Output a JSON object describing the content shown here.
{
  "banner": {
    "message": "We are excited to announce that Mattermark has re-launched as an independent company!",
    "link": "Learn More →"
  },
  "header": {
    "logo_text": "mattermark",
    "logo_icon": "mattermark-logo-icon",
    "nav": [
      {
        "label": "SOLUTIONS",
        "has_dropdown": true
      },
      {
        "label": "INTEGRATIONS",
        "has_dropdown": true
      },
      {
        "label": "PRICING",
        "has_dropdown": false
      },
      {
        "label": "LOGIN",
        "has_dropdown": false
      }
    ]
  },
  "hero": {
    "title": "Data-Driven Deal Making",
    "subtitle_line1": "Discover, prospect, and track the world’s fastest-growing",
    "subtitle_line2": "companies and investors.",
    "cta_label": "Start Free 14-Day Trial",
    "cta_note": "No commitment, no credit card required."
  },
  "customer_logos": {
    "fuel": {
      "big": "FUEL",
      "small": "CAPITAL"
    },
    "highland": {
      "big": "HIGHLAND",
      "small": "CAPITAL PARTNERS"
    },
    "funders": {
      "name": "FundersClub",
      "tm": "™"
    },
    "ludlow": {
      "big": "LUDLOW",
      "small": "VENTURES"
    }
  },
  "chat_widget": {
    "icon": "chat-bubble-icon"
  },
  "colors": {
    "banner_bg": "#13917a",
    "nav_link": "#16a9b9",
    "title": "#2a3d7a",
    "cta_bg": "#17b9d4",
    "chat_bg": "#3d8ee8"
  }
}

Written exercise. Quote every entry exactly.

Solution for this exercise.
Output a JSON object describing the content shown here.
{
  "banner": {
    "message": "We are excited to announce that Mattermark has re-launched as an independent company!",
    "link": "Learn More →"
  },
  "header": {
    "logo_text": "mattermark",
    "logo_icon": "mattermark-logo-icon",
    "nav": [
      {
        "label": "SOLUTIONS",
        "has_dropdown": true
      },
      {
        "label": "INTEGRATIONS",
        "has_dropdown": true
      },
      {
        "label": "PRICING",
        "has_dropdown": false
      },
      {
        "label": "LOGIN",
        "has_dropdown": false
      }
    ]
  },
  "hero": {
    "title": "Data-Driven Deal Making",
    "subtitle_line1": "Discover, prospect, and track the world’s fastest-growing",
    "subtitle_line2": "companies and investors.",
    "cta_label": "Start Free 14-Day Trial",
    "cta_note": "No commitment, no credit card required."
  },
  "customer_logos": {
    "fuel": {
      "big": "FUEL",
      "small": "CAPITAL"
    },
    "highland": {
      "big": "HIGHLAND",
      "small": "CAPITAL PARTNERS"
    },
    "funders": {
      "name": "FundersClub",
      "tm": "™"
    },
    "ludlow": {
      "big": "LUDLOW",
      "small": "VENTURES"
    }
  },
  "chat_widget": {
    "icon": "chat-bubble-icon"
  },
  "colors": {
    "banner_bg": "#13917a",
    "nav_link": "#16a9b9",
    "title": "#2a3d7a",
    "cta_bg": "#17b9d4",
    "chat_bg": "#3d8ee8"
  }
}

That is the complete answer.